## Exercise objective:
Convert every line of the records below into one numbered list, skipping any blank lines. Leave the pictures out of the list.

## Available records:
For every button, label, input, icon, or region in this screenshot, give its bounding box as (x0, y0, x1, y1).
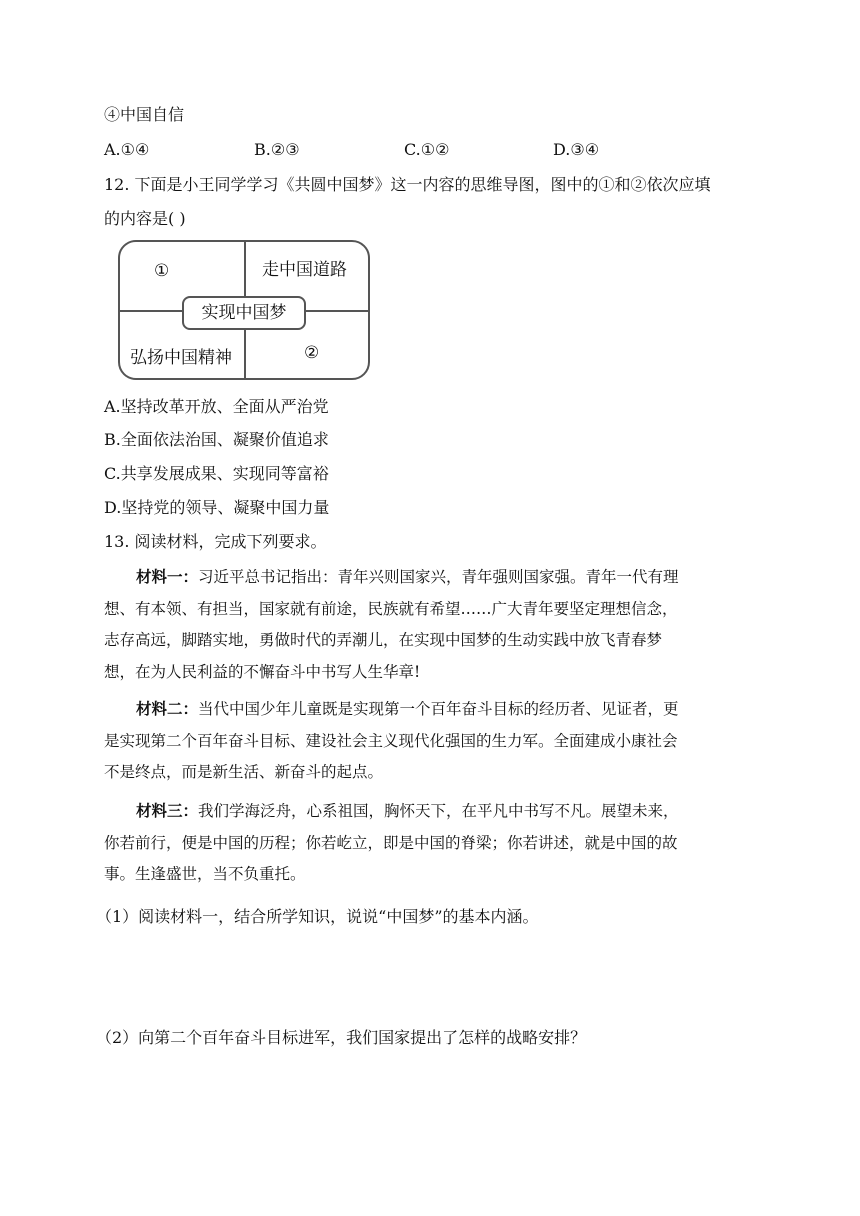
mind-map-top-left: ① (154, 261, 170, 281)
material-3-label: 材料三： (136, 802, 199, 820)
material-1-line: 想，在为人民利益的不懈奋斗中书写人生华章! (104, 662, 421, 681)
q11-options (104, 140, 744, 162)
q13-stem: 13. 阅读材料，完成下列要求。 (104, 532, 327, 551)
q12-option-c: C.共享发展成果、实现同等富裕 (104, 464, 329, 483)
material-3-line: 我们学海泛舟，心系祖国，胸怀天下，在平凡中书写不凡。展望未来， (198, 802, 679, 820)
q12-option-a: A.坚持改革开放、全面从严治党 (104, 397, 329, 416)
material-1-line: 想、有本领、有担当，国家就有前途，民族就有希望……广大青年要坚定理想信念， (104, 599, 678, 618)
material-1 (104, 562, 744, 688)
q11-option-d: D.③④ (553, 140, 600, 159)
q11-item-4: ④中国自信 (104, 105, 185, 124)
material-3-line: 你若前行，便是中国的历程；你若屹立，即是中国的脊梁；你若讲述，就是中国的故 (104, 833, 678, 852)
mind-map-bottom-right: ② (304, 343, 320, 363)
material-2-label: 材料二： (136, 700, 199, 718)
q11-option-c: C.①② (404, 140, 450, 159)
mind-map-center: 实现中国梦 (182, 296, 306, 330)
q12-stem-line1: 12. 下面是小王同学学习《共圆中国梦》这一内容的思维导图，图中的①和②依次应填 (104, 175, 711, 194)
q12-option-d: D.坚持党的领导、凝聚中国力量 (104, 498, 330, 517)
q13-sub-question-1: （1）阅读材料一，结合所学知识，说说“中国梦”的基本内涵。 (96, 907, 539, 926)
mind-map-bottom-left: 弘扬中国精神 (130, 348, 232, 368)
material-2-line: 不是终点，而是新生活、新奋斗的起点。 (104, 763, 384, 781)
q11-option-b: B.②③ (254, 140, 300, 159)
mind-map-diagram (118, 240, 370, 380)
material-3-line: 事。生逢盛世，当不负重托。 (104, 865, 306, 883)
q11-option-a: A.①④ (104, 140, 150, 159)
q12-option-b: B.全面依法治国、凝聚价值追求 (104, 430, 329, 449)
q12-stem-line2: 的内容是( ) (104, 209, 186, 228)
material-1-label: 材料一： (136, 568, 199, 586)
material-2 (104, 694, 744, 789)
material-2-line: 当代中国少年儿童既是实现第一个百年奋斗目标的经历者、见证者，更 (198, 700, 679, 718)
material-2-line: 是实现第二个百年奋斗目标、建设社会主义现代化强国的生力军。全面建成小康社会 (104, 731, 678, 750)
q13-sub-question-2: （2）向第二个百年奋斗目标进军，我们国家提出了怎样的战略安排？ (96, 1028, 587, 1047)
material-1-line: 志存高远，脚踏实地，勇做时代的弄潮儿，在实现中国梦的生动实践中放飞青春梦 (104, 631, 663, 649)
material-1-line: 习近平总书记指出：青年兴则国家兴，青年强则国家强。青年一代有理 (198, 568, 679, 586)
material-3 (104, 796, 744, 891)
mind-map-top-right: 走中国道路 (262, 260, 347, 280)
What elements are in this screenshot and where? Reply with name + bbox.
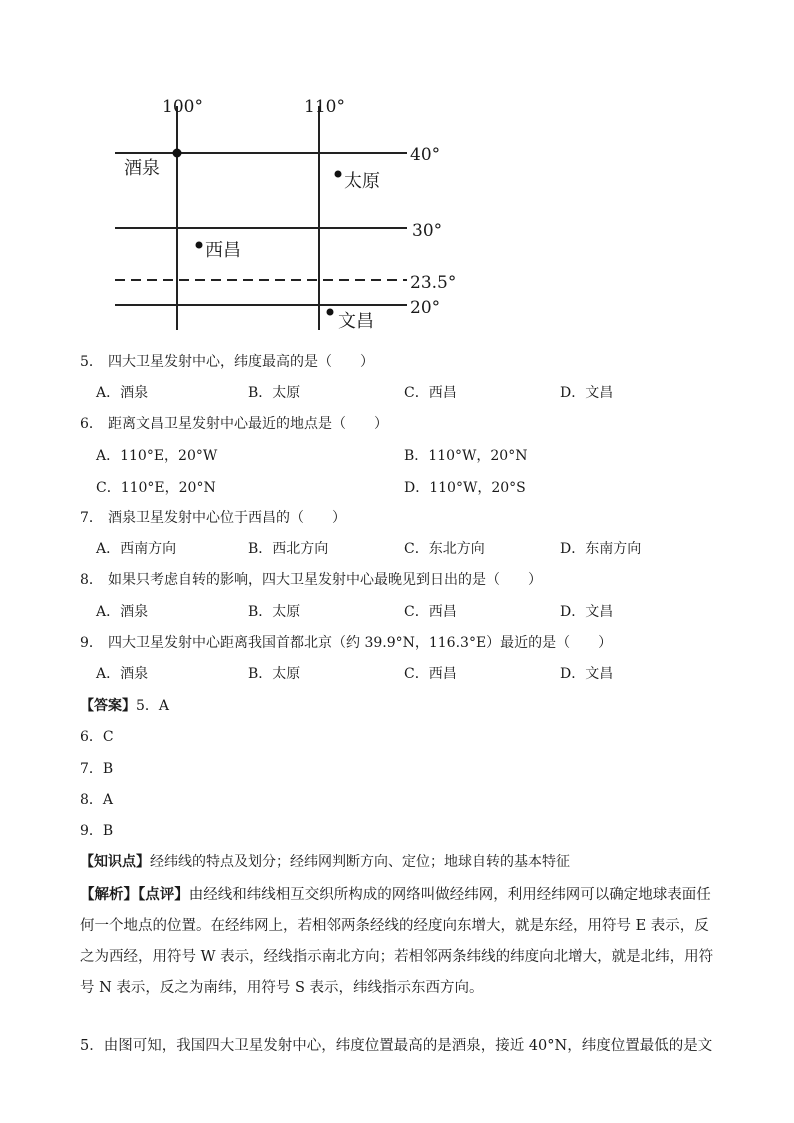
- option-a: A．西南方向: [96, 541, 177, 557]
- knowledge-label: 【知识点】: [80, 854, 150, 870]
- answer-label: 【答案】: [80, 698, 136, 714]
- taiyuan-dot: [335, 171, 342, 178]
- wenchang-dot: [327, 309, 334, 316]
- question-number: 7．: [80, 510, 103, 526]
- question-number: 6．: [80, 416, 103, 432]
- lon-label-100: 100°: [162, 97, 203, 117]
- option-d: D．110°W，20°S: [404, 480, 526, 496]
- analysis-paragraph: [80, 879, 720, 1004]
- analysis-label: 【解析】【点评】: [80, 886, 189, 903]
- city-label-jiuquan: 酒泉: [124, 158, 160, 179]
- map-svg: [110, 88, 470, 338]
- question-5: [80, 353, 374, 371]
- option-d: D．文昌: [560, 385, 614, 401]
- question-stem: 四大卫星发射中心，纬度最高的是（ ）: [108, 354, 374, 370]
- option-b: B．太原: [248, 666, 301, 682]
- jiuquan-dot: [173, 149, 182, 158]
- city-label-xichang: 西昌: [205, 240, 241, 261]
- answer-8: 8．A: [80, 792, 114, 808]
- option-b: B．太原: [248, 385, 301, 401]
- lat-lon-grid-map: [110, 88, 470, 338]
- option-c: C．东北方向: [404, 541, 485, 557]
- answer-6: 6．C: [80, 729, 114, 745]
- lon-label-110: 110°: [304, 97, 345, 117]
- city-label-taiyuan: 太原: [344, 171, 380, 192]
- city-label-wenchang: 文昌: [338, 311, 374, 332]
- lat-label-40: 40°: [410, 145, 441, 165]
- question-8: [80, 571, 542, 589]
- lat-label-20: 20°: [410, 298, 441, 318]
- option-b: B．西北方向: [248, 541, 329, 557]
- knowledge-points: [80, 853, 570, 871]
- question-stem: 如果只考虑自转的影响，四大卫星发射中心最晚见到日出的是（ ）: [108, 572, 542, 588]
- option-b: B．太原: [248, 604, 301, 620]
- option-c: C．西昌: [404, 604, 457, 620]
- answer-7: 7．B: [80, 761, 114, 777]
- option-d: D．文昌: [560, 666, 614, 682]
- question-stem: 酒泉卫星发射中心位于西昌的（ ）: [108, 510, 346, 526]
- option-c: C．西昌: [404, 385, 457, 401]
- option-c: C．西昌: [404, 666, 457, 682]
- knowledge-text: 经纬线的特点及划分；经纬网判断方向、定位；地球自转的基本特征: [150, 854, 570, 870]
- lat-label-23-5: 23.5°: [410, 273, 457, 293]
- analysis-text: 由经线和纬线相互交织所构成的网络叫做经纬网，利用经纬网可以确定地球表面任何一个地点的位置。在经纬网上，若相邻两条经线的经度向东增大，就是东经，用符号 E 表示，反之为西经，用符号 W 表示，经线指示南北方向；若相邻两条纬线的纬度向北增大，就是北纬，用符号 N 表示，反之为南纬，用符号 S 表示，纬线指示东西方向。: [80, 887, 714, 996]
- option-d: D．文昌: [560, 604, 614, 620]
- option-b: B．110°W，20°N: [404, 448, 528, 464]
- option-c: C．110°E，20°N: [96, 480, 216, 496]
- question-stem: 距离文昌卫星发射中心最近的地点是（ ）: [108, 416, 388, 432]
- lat-label-30: 30°: [412, 221, 443, 241]
- option-a: A．酒泉: [96, 666, 149, 682]
- question-stem: 四大卫星发射中心距离我国首都北京（约 39.9°N，116.3°E）最近的是（ ）: [108, 635, 613, 651]
- option-a: A．110°E，20°W: [96, 448, 218, 464]
- option-d: D．东南方向: [560, 541, 642, 557]
- question-number: 9．: [80, 635, 103, 651]
- question-7: [80, 509, 346, 527]
- answer-5: [80, 697, 169, 715]
- question-9: [80, 634, 612, 652]
- option-a: A．酒泉: [96, 385, 149, 401]
- question-number: 8．: [80, 572, 103, 588]
- option-a: A．酒泉: [96, 604, 149, 620]
- xichang-dot: [196, 242, 203, 249]
- answer-9: 9．B: [80, 823, 114, 839]
- answer-text: 5．A: [136, 698, 170, 714]
- question-number: 5．: [80, 354, 103, 370]
- question-6: [80, 415, 388, 433]
- analysis-q5: 5．由图可知，我国四大卫星发射中心，纬度位置最高的是酒泉，接近 40°N，纬度位置最低的是文: [80, 1038, 713, 1054]
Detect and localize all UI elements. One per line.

## Final result:
1. For every button, label, input, icon, or region in this screenshot, give its bounding box as (x0, y0, x1, y1).
2. mind-map-top-left: ① (154, 261, 170, 281)
3. material-3-label: 材料三： (136, 802, 199, 820)
4. material-1-line: 想，在为人民利益的不懈奋斗中书写人生华章! (104, 662, 421, 681)
5. q11-options (104, 140, 744, 162)
6. q13-stem: 13. 阅读材料，完成下列要求。 (104, 532, 327, 551)
7. q12-option-c: C.共享发展成果、实现同等富裕 (104, 464, 329, 483)
8. material-3-line: 我们学海泛舟，心系祖国，胸怀天下，在平凡中书写不凡。展望未来， (198, 802, 679, 820)
9. q12-option-a: A.坚持改革开放、全面从严治党 (104, 397, 329, 416)
10. material-1-line: 想、有本领、有担当，国家就有前途，民族就有希望……广大青年要坚定理想信念， (104, 599, 678, 618)
11. material-1 (104, 562, 744, 688)
12. q11-option-d: D.③④ (553, 140, 600, 159)
13. q11-item-4: ④中国自信 (104, 105, 185, 124)
14. material-3-line: 你若前行，便是中国的历程；你若屹立，即是中国的脊梁；你若讲述，就是中国的故 (104, 833, 678, 852)
15. mind-map-bottom-right: ② (304, 343, 320, 363)
16. material-2-label: 材料二： (136, 700, 199, 718)
17. q11-option-c: C.①② (404, 140, 450, 159)
18. mind-map-center: 实现中国梦 (182, 296, 306, 330)
19. q12-stem-line1: 12. 下面是小王同学学习《共圆中国梦》这一内容的思维导图，图中的①和②依次应填 (104, 175, 711, 194)
20. q12-option-d: D.坚持党的领导、凝聚中国力量 (104, 498, 330, 517)
21. q13-sub-question-1: （1）阅读材料一，结合所学知识，说说“中国梦”的基本内涵。 (96, 907, 539, 926)
22. mind-map-bottom-left: 弘扬中国精神 (130, 348, 232, 368)
23. material-2-line: 不是终点，而是新生活、新奋斗的起点。 (104, 763, 384, 781)
24. q11-option-b: B.②③ (254, 140, 300, 159)
25. mind-map-diagram (118, 240, 370, 380)
26. material-3-line: 事。生逢盛世，当不负重托。 (104, 865, 306, 883)
27. q11-option-a: A.①④ (104, 140, 150, 159)
28. q12-option-b: B.全面依法治国、凝聚价值追求 (104, 430, 329, 449)
29. q12-stem-line2: 的内容是( ) (104, 209, 186, 228)
30. material-1-label: 材料一： (136, 568, 199, 586)
31. material-2 (104, 694, 744, 789)
32. material-2-line: 当代中国少年儿童既是实现第一个百年奋斗目标的经历者、见证者，更 (198, 700, 679, 718)
33. material-2-line: 是实现第二个百年奋斗目标、建设社会主义现代化强国的生力军。全面建成小康社会 (104, 731, 678, 750)
34. q13-sub-question-2: （2）向第二个百年奋斗目标进军，我们国家提出了怎样的战略安排？ (96, 1028, 587, 1047)
35. material-1-line: 志存高远，脚踏实地，勇做时代的弄潮儿，在实现中国梦的生动实践中放飞青春梦 (104, 631, 663, 649)
36. material-1-line: 习近平总书记指出：青年兴则国家兴，青年强则国家强。青年一代有理 (198, 568, 679, 586)
37. material-3 (104, 796, 744, 891)
38. mind-map-top-right: 走中国道路 (262, 260, 347, 280)
39. What elements are in this screenshot and where? Reply with name + bbox.
40. - option-a: A．西南方向: [96, 541, 177, 557]
41. - knowledge-label: 【知识点】: [80, 854, 150, 870]
42. - answer-label: 【答案】: [80, 698, 136, 714]
43. - taiyuan-dot: [335, 171, 342, 178]
44. - wenchang-dot: [327, 309, 334, 316]
45. - question-number: 7．: [80, 510, 103, 526]
46. - question-number: 6．: [80, 416, 103, 432]
47. - lon-label-100: 100°: [162, 97, 203, 117]
48. - option-d: D．110°W，20°S: [404, 480, 526, 496]
49. - analysis-paragraph: [80, 879, 720, 1004]
50. - analysis-label: 【解析】【点评】: [80, 886, 189, 903]
51. - city-label-jiuquan: 酒泉: [124, 158, 160, 179]
52. - map-svg: [110, 88, 470, 338]
53. - question-5: [80, 353, 374, 371]
54. - option-d: D．文昌: [560, 385, 614, 401]
55. - question-stem: 四大卫星发射中心，纬度最高的是（ ）: [108, 354, 374, 370]
56. - option-b: B．太原: [248, 666, 301, 682]
57. - jiuquan-dot: [173, 149, 182, 158]
58. - city-label-xichang: 西昌: [205, 240, 241, 261]
59. - answer-8: 8．A: [80, 792, 114, 808]
60. - option-b: B．太原: [248, 385, 301, 401]
61. - lat-lon-grid-map: [110, 88, 470, 338]
62. - option-c: C．东北方向: [404, 541, 485, 557]
63. - answer-6: 6．C: [80, 729, 114, 745]
64. - lon-label-110: 110°: [304, 97, 345, 117]
65. - city-label-taiyuan: 太原: [344, 171, 380, 192]
66. - city-label-wenchang: 文昌: [338, 311, 374, 332]
67. - lat-label-40: 40°: [410, 145, 441, 165]
68. - question-8: [80, 571, 542, 589]
69. - lat-label-20: 20°: [410, 298, 441, 318]
70. - option-b: B．西北方向: [248, 541, 329, 557]
71. - knowledge-points: [80, 853, 570, 871]
72. - question-stem: 如果只考虑自转的影响，四大卫星发射中心最晚见到日出的是（ ）: [108, 572, 542, 588]
73. - option-b: B．太原: [248, 604, 301, 620]
74. - option-c: C．西昌: [404, 604, 457, 620]
75. - answer-7: 7．B: [80, 761, 114, 777]
76. - option-d: D．文昌: [560, 666, 614, 682]
77. - question-stem: 酒泉卫星发射中心位于西昌的（ ）: [108, 510, 346, 526]
78. - option-c: C．西昌: [404, 385, 457, 401]
79. - option-c: C．西昌: [404, 666, 457, 682]
80. - knowledge-text: 经纬线的特点及划分；经纬网判断方向、定位；地球自转的基本特征: [150, 854, 570, 870]
81. - lat-label-23-5: 23.5°: [410, 273, 457, 293]
82. - analysis-text: 由经线和纬线相互交织所构成的网络叫做经纬网，利用经纬网可以确定地球表面任何一个地点的位置。在经纬网上，若相邻两条经线的经度向东增大，就是东经，用符号 E 表示，反之为西经，用符号 W 表示，经线指示南北方向；若相邻两条纬线的纬度向北增大，就是北纬，用符号 N 表示，反之为南纬，用符号 S 表示，纬线指示东西方向。: [80, 887, 714, 996]
83. - option-d: D．文昌: [560, 604, 614, 620]
84. - option-b: B．110°W，20°N: [404, 448, 528, 464]
85. - option-c: C．110°E，20°N: [96, 480, 216, 496]
86. - question-stem: 距离文昌卫星发射中心最近的地点是（ ）: [108, 416, 388, 432]
87. - lat-label-30: 30°: [412, 221, 443, 241]
88. - option-a: A．酒泉: [96, 666, 149, 682]
89. - question-stem: 四大卫星发射中心距离我国首都北京（约 39.9°N，116.3°E）最近的是（ ）: [108, 635, 613, 651]
90. - option-a: A．110°E，20°W: [96, 448, 218, 464]
91. - option-d: D．东南方向: [560, 541, 642, 557]
92. - question-number: 9．: [80, 635, 103, 651]
93. - question-7: [80, 509, 346, 527]
94. - answer-5: [80, 697, 169, 715]
95. - question-9: [80, 634, 612, 652]
96. - option-a: A．酒泉: [96, 385, 149, 401]
97. - question-number: 8．: [80, 572, 103, 588]
98. - option-a: A．酒泉: [96, 604, 149, 620]
99. - xichang-dot: [196, 242, 203, 249]
100. - answer-9: 9．B: [80, 823, 114, 839]
101. - answer-text: 5．A: [136, 698, 170, 714]
102. - question-number: 5．: [80, 354, 103, 370]
103. - question-6: [80, 415, 388, 433]
104. - analysis-q5: 5．由图可知，我国四大卫星发射中心，纬度位置最高的是酒泉，接近 40°N，纬度位置最低的是文: [80, 1038, 713, 1054]
105. Detect and localize all UI elements. One per line.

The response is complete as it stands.